▶ [STATED PROBLEM]
Examine the records and identify each line that includes the string "angezeigt". Copy those lines.

(Stored records)
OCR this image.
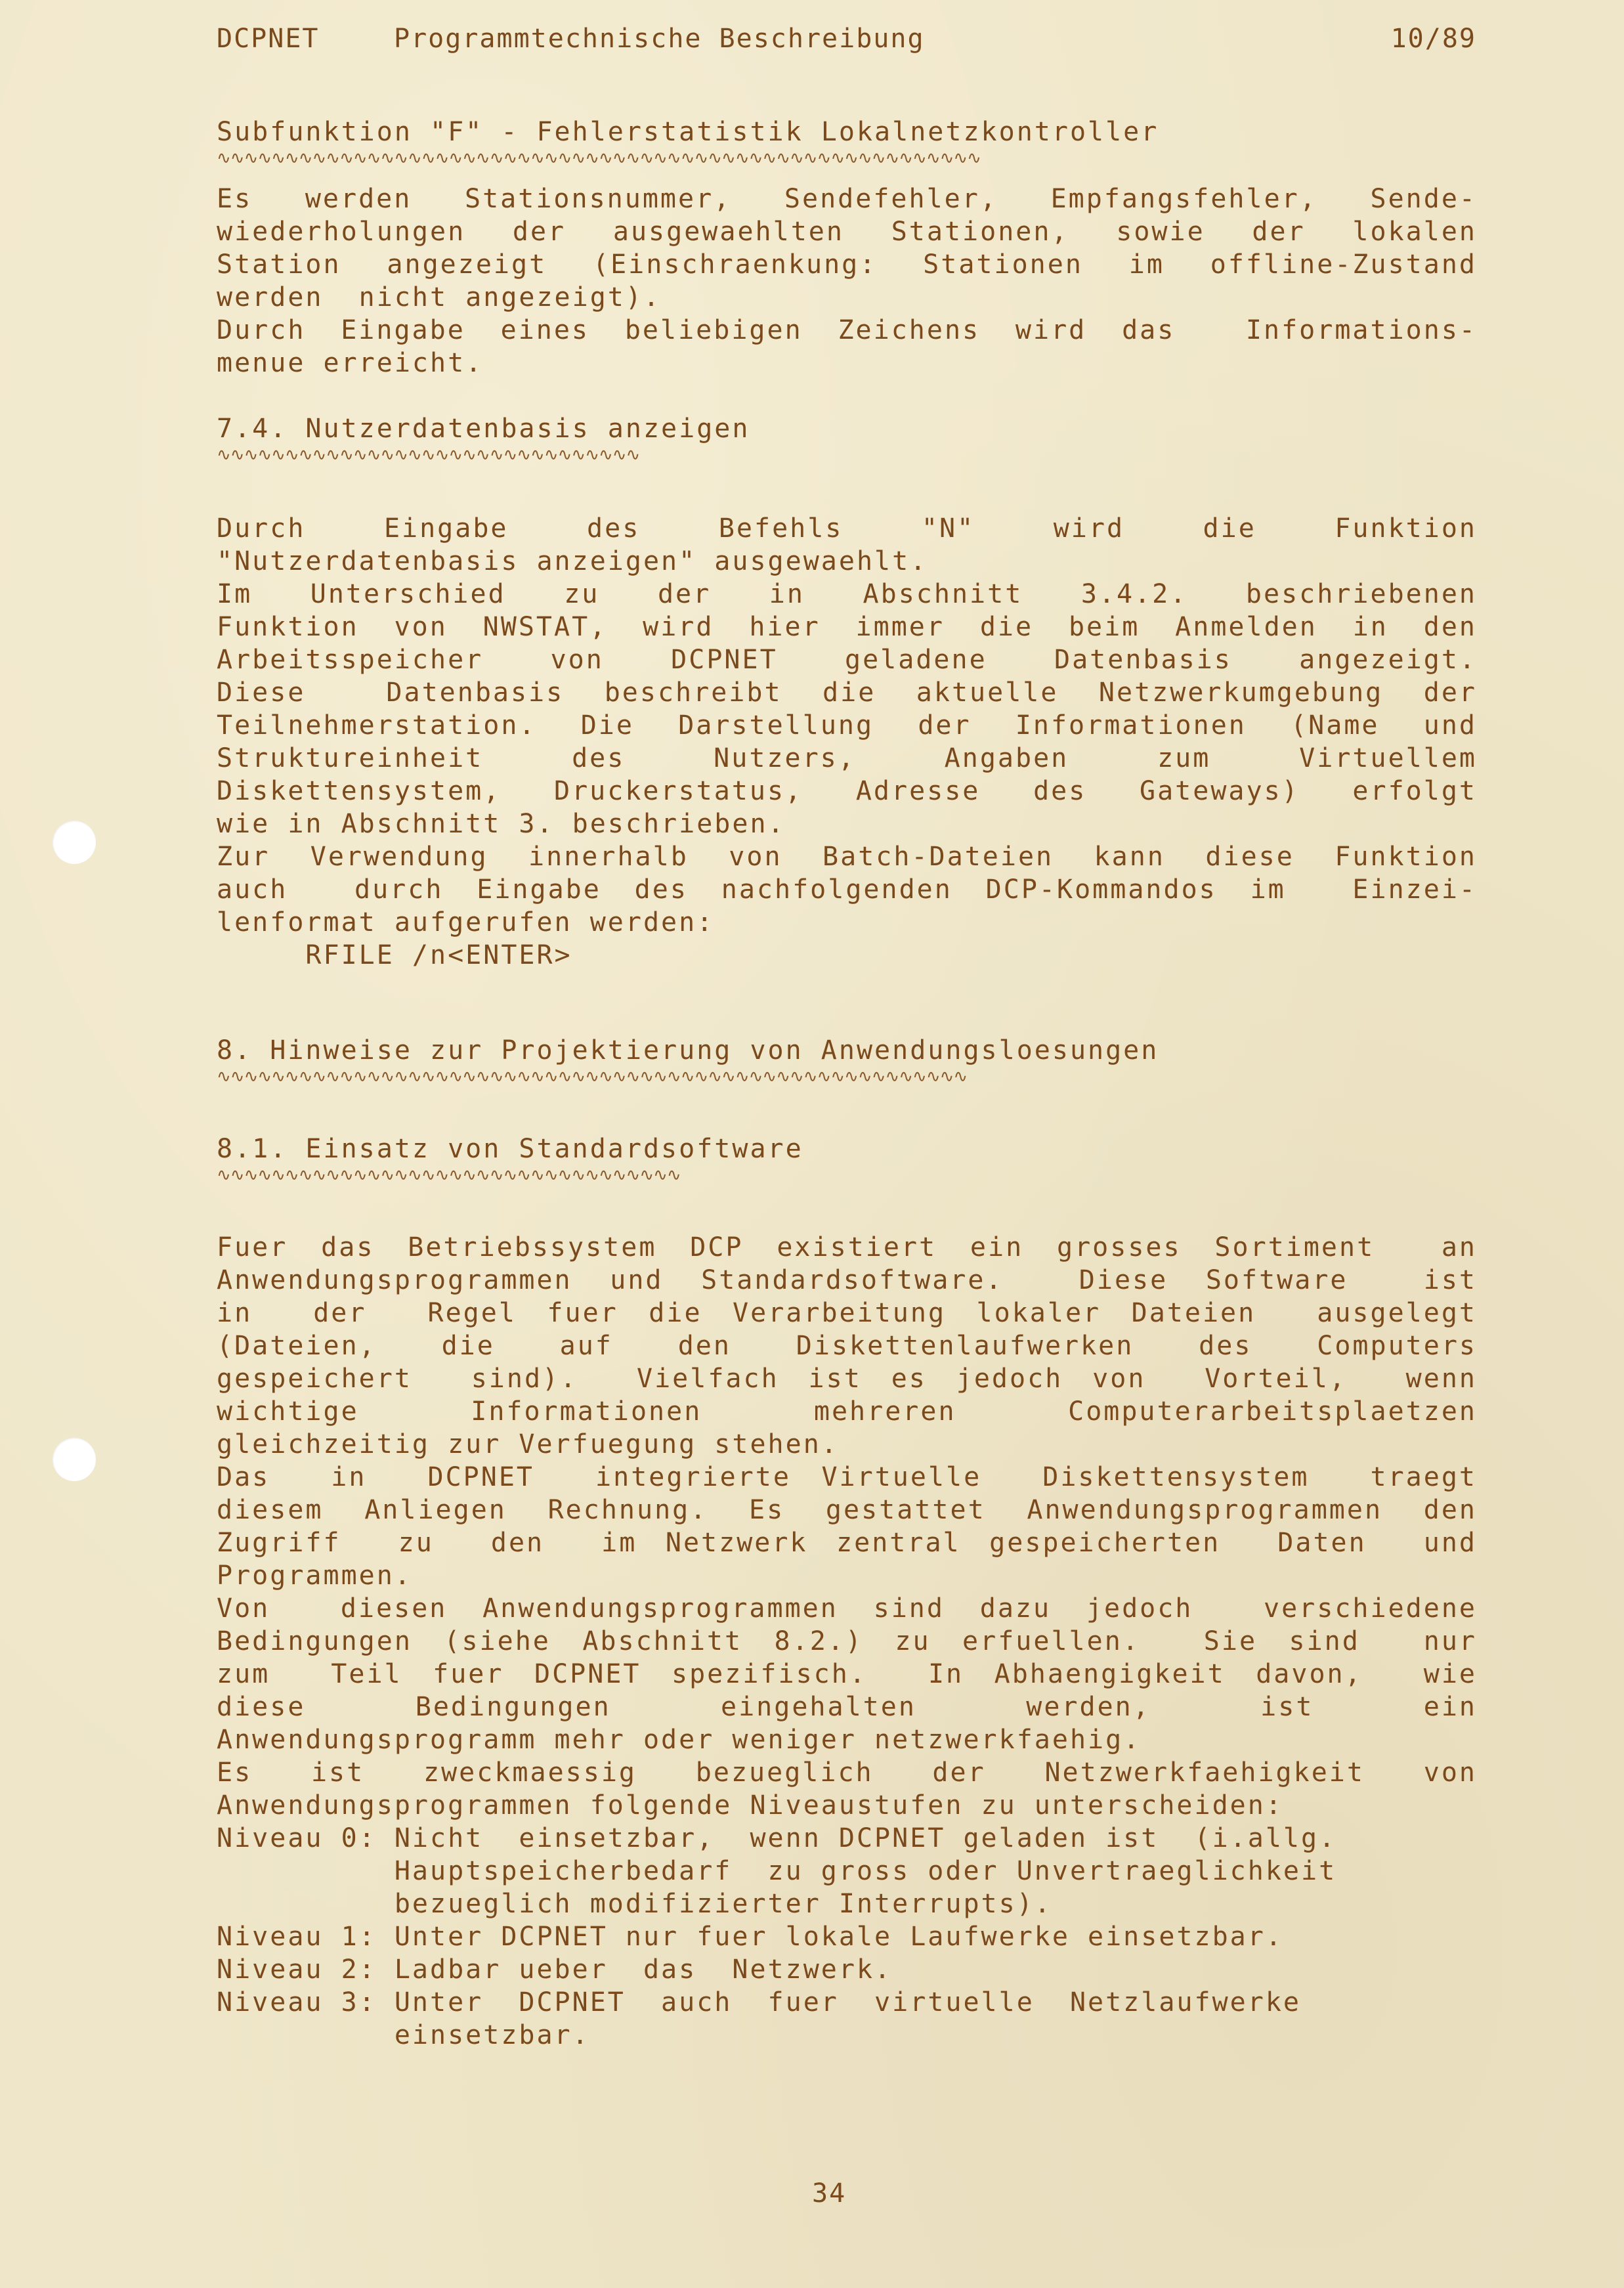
DCPNET

	Programmtechnische Beschreibung

	10/89

Subfunktion "F" - Fehlerstatistik Lokalnetzkontroller
∿∿∿∿∿∿∿∿∿∿∿∿∿∿∿∿∿∿∿∿∿∿∿∿∿∿∿∿∿∿∿∿∿∿∿∿∿∿∿∿∿∿∿∿∿∿∿∿∿∿∿∿∿∿∿∿
Es werden Stationsnummer, Sendefehler, Empfangsfehler, Sende-
wiederholungen der ausgewaehlten Stationen, sowie der lokalen
Station angezeigt (Einschraenkung: Stationen im offline-Zustand
werden  nicht angezeigt).
Durch Eingabe eines beliebigen Zeichens wird das  Informations-
menue erreicht.
7.4. Nutzerdatenbasis anzeigen
∿∿∿∿∿∿∿∿∿∿∿∿∿∿∿∿∿∿∿∿∿∿∿∿∿∿∿∿∿∿∿
Durch   Eingabe   des   Befehls   "N"   wird   die   Funktion
"Nutzerdatenbasis anzeigen" ausgewaehlt.
Im  Unterschied  zu  der  in  Abschnitt  3.4.2.  beschriebenen
Funktion von NWSTAT, wird hier immer die beim Anmelden in den
Arbeitsspeicher  von  DCPNET  geladene  Datenbasis  angezeigt.
Diese  Datenbasis beschreibt die aktuelle Netzwerkumgebung der
Teilnehmerstation. Die Darstellung der Informationen (Name und
Struktureinheit  des  Nutzers,  Angaben  zum  Virtuellem
Diskettensystem, Druckerstatus, Adresse des Gateways) erfolgt
wie in Abschnitt 3. beschrieben.
Zur Verwendung innerhalb von Batch-Dateien kann diese Funktion
auch  durch Eingabe des nachfolgenden DCP-Kommandos im  Einzei-
lenformat aufgerufen werden:
RFILE /n<ENTER>
8. Hinweise zur Projektierung von Anwendungsloesungen
∿∿∿∿∿∿∿∿∿∿∿∿∿∿∿∿∿∿∿∿∿∿∿∿∿∿∿∿∿∿∿∿∿∿∿∿∿∿∿∿∿∿∿∿∿∿∿∿∿∿∿∿∿∿∿
8.1. Einsatz von Standardsoftware
∿∿∿∿∿∿∿∿∿∿∿∿∿∿∿∿∿∿∿∿∿∿∿∿∿∿∿∿∿∿∿∿∿∿
Fuer das Betriebssystem DCP existiert ein grosses Sortiment  an
Anwendungsprogrammen und Standardsoftware.  Diese Software  ist
in  der  Regel fuer die Verarbeitung lokaler Dateien  ausgelegt
(Dateien,  die  auf  den  Diskettenlaufwerken  des  Computers
gespeichert  sind).  Vielfach ist es jedoch von  Vorteil,  wenn
wichtige  Informationen  mehreren  Computerarbeitsplaetzen
gleichzeitig zur Verfuegung stehen.
Das  in  DCPNET  integrierte Virtuelle  Diskettensystem  traegt
diesem Anliegen Rechnung. Es gestattet Anwendungsprogrammen den
Zugriff  zu  den  im Netzwerk zentral gespeicherten  Daten  und
Programmen.
Von  diesen Anwendungsprogrammen sind dazu jedoch  verschiedene
Bedingungen (siehe Abschnitt 8.2.) zu erfuellen.  Sie sind  nur
zum  Teil fuer DCPNET spezifisch.  In Abhaengigkeit davon,  wie
diese  Bedingungen  eingehalten  werden,  ist  ein
Anwendungsprogramm mehr oder weniger netzwerkfaehig.
Es  ist  zweckmaessig  bezueglich  der  Netzwerkfaehigkeit  von
Anwendungsprogrammen folgende Niveaustufen zu unterscheiden:
Niveau 0: Nicht  einsetzbar,  wenn DCPNET geladen ist  (i.allg.
Hauptspeicherbedarf  zu gross oder Unvertraeglichkeit
bezueglich modifizierter Interrupts).
Niveau 1: Unter DCPNET nur fuer lokale Laufwerke einsetzbar.
Niveau 2: Ladbar ueber  das  Netzwerk.
Niveau 3: Unter  DCPNET  auch  fuer  virtuelle  Netzlaufwerke
einsetzbar.
34
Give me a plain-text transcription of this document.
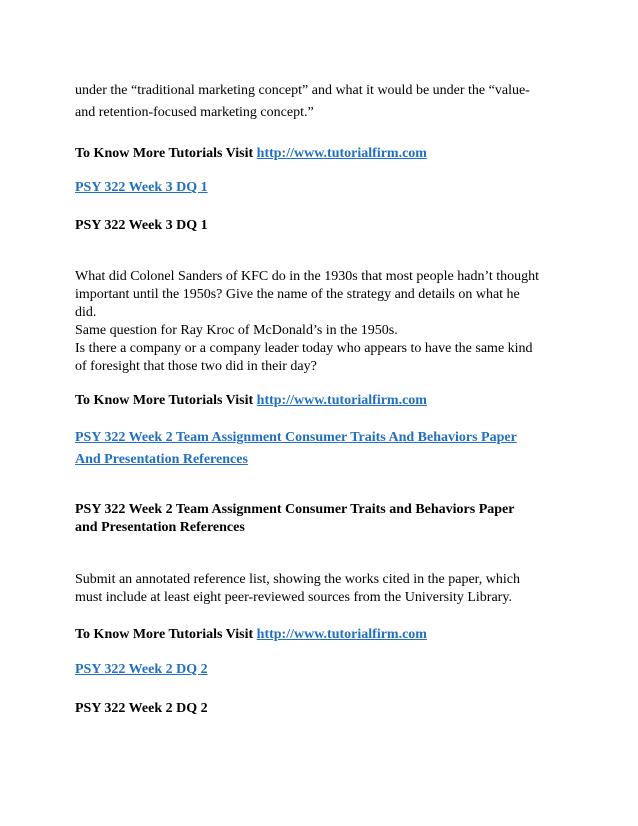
under the “traditional marketing concept” and what it would be under the “value-
and retention-focused marketing concept.”

To Know More Tutorials Visit http://www.tutorialfirm.com

PSY 322 Week 3 DQ 1

PSY 322 Week 3 DQ 1

What did Colonel Sanders of KFC do in the 1930s that most people hadn’t thought
important until the 1950s? Give the name of the strategy and details on what he
did.
Same question for Ray Kroc of McDonald’s in the 1950s.
Is there a company or a company leader today who appears to have the same kind
of foresight that those two did in their day?

To Know More Tutorials Visit http://www.tutorialfirm.com

PSY 322 Week 2 Team Assignment Consumer Traits And Behaviors Paper
And Presentation References

PSY 322 Week 2 Team Assignment Consumer Traits and Behaviors Paper
and Presentation References

Submit an annotated reference list, showing the works cited in the paper, which
must include at least eight peer-reviewed sources from the University Library.

To Know More Tutorials Visit http://www.tutorialfirm.com

PSY 322 Week 2 DQ 2

PSY 322 Week 2 DQ 2
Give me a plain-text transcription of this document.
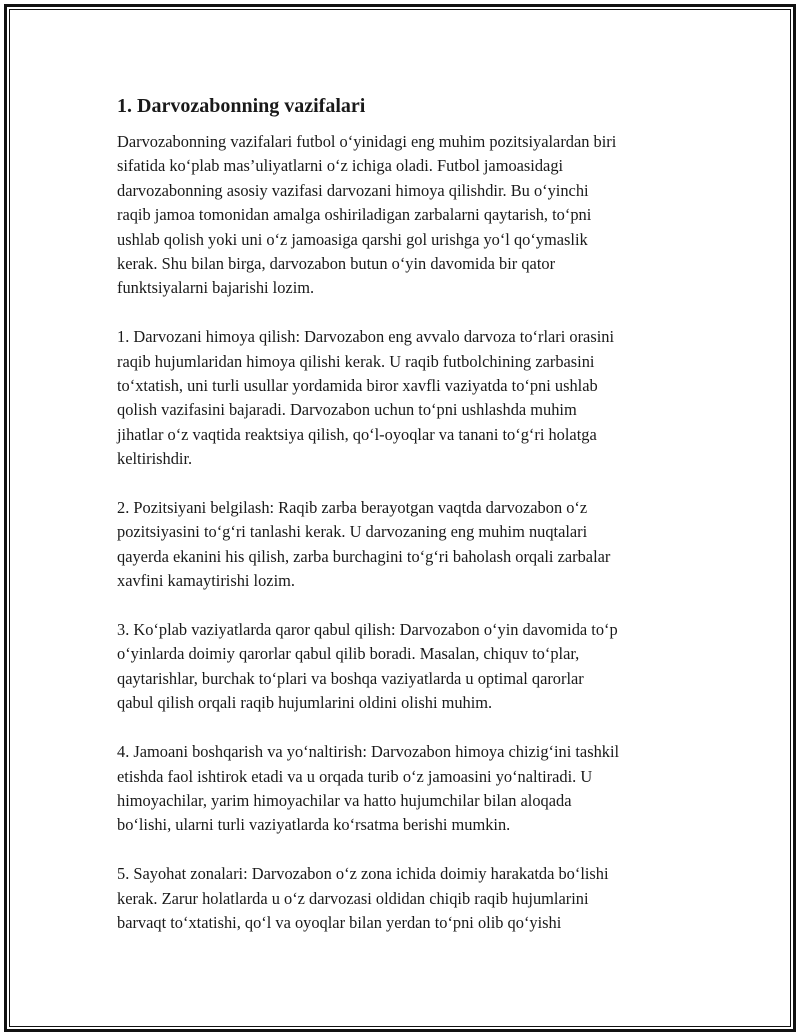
1. Darvozabonning vazifalari

Darvozabonning vazifalari futbol o‘yinidagi eng muhim pozitsiyalardan biri
sifatida ko‘plab mas’uliyatlarni o‘z ichiga oladi. Futbol jamoasidagi
darvozabonning asosiy vazifasi darvozani himoya qilishdir. Bu o‘yinchi
raqib jamoa tomonidan amalga oshiriladigan zarbalarni qaytarish, to‘pni
ushlab qolish yoki uni o‘z jamoasiga qarshi gol urishga yo‘l qo‘ymaslik
kerak. Shu bilan birga, darvozabon butun o‘yin davomida bir qator
funktsiyalarni bajarishi lozim.

1. Darvozani himoya qilish: Darvozabon eng avvalo darvoza to‘rlari orasini
raqib hujumlaridan himoya qilishi kerak. U raqib futbolchining zarbasini
to‘xtatish, uni turli usullar yordamida biror xavfli vaziyatda to‘pni ushlab
qolish vazifasini bajaradi. Darvozabon uchun to‘pni ushlashda muhim
jihatlar o‘z vaqtida reaktsiya qilish, qo‘l-oyoqlar va tanani to‘g‘ri holatga
keltirishdir.

2. Pozitsiyani belgilash: Raqib zarba berayotgan vaqtda darvozabon o‘z
pozitsiyasini to‘g‘ri tanlashi kerak. U darvozaning eng muhim nuqtalari
qayerda ekanini his qilish, zarba burchagini to‘g‘ri baholash orqali zarbalar
xavfini kamaytirishi lozim.

3. Ko‘plab vaziyatlarda qaror qabul qilish: Darvozabon o‘yin davomida to‘p
o‘yinlarda doimiy qarorlar qabul qilib boradi. Masalan, chiquv to‘plar,
qaytarishlar, burchak to‘plari va boshqa vaziyatlarda u optimal qarorlar
qabul qilish orqali raqib hujumlarini oldini olishi muhim.

4. Jamoani boshqarish va yo‘naltirish: Darvozabon himoya chizig‘ini tashkil
etishda faol ishtirok etadi va u orqada turib o‘z jamoasini yo‘naltiradi. U
himoyachilar, yarim himoyachilar va hatto hujumchilar bilan aloqada
bo‘lishi, ularni turli vaziyatlarda ko‘rsatma berishi mumkin.

5. Sayohat zonalari: Darvozabon o‘z zona ichida doimiy harakatda bo‘lishi
kerak. Zarur holatlarda u o‘z darvozasi oldidan chiqib raqib hujumlarini
barvaqt to‘xtatishi, qo‘l va oyoqlar bilan yerdan to‘pni olib qo‘yishi
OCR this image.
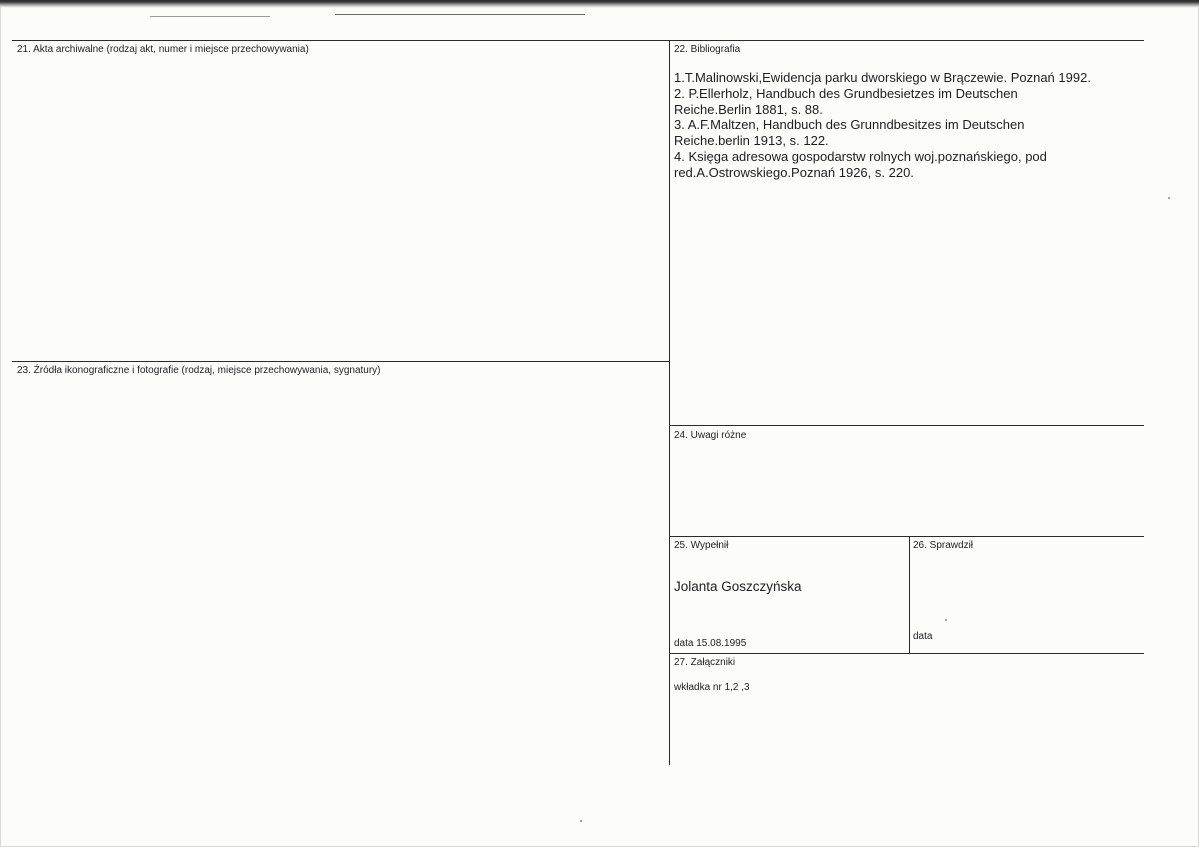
21. Akta archiwalne (rodzaj akt, numer i miejsce przechowywania)	22. Bibliografia

1.T.Malinowski,Ewidencja parku dworskiego w Brączewie. Poznań 1992.

2. P.Ellerholz, Handbuch des Grundbesietzes im Deutschen Reiche.Berlin 1881, s. 88.

3. A.F.Maltzen, Handbuch des Grunndbesitzes im Deutschen Reiche.berlin 1913, s. 122.

4. Księga adresowa gospodarstw rolnych woj.poznańskiego, pod red.A.Ostrowskiego.Poznań 1926, s. 220.

23. Źródła ikonograficzne i fotografie (rodzaj, miejsce przechowywania, sygnatury)
24. Uwagi różne
25. Wypełnił
Jolanta Goszczyńska
data 15.08.1995
26. Sprawdził
data
27. Załączniki
wkładka nr 1,2 ,3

▶ [RESULT FOR THIS EXERCISE]
Station angezeigt (Einschraenkung: Stationen im offline-Zustand
werden  nicht angezeigt).
Arbeitsspeicher  von  DCPNET  geladene  Datenbasis  angezeigt.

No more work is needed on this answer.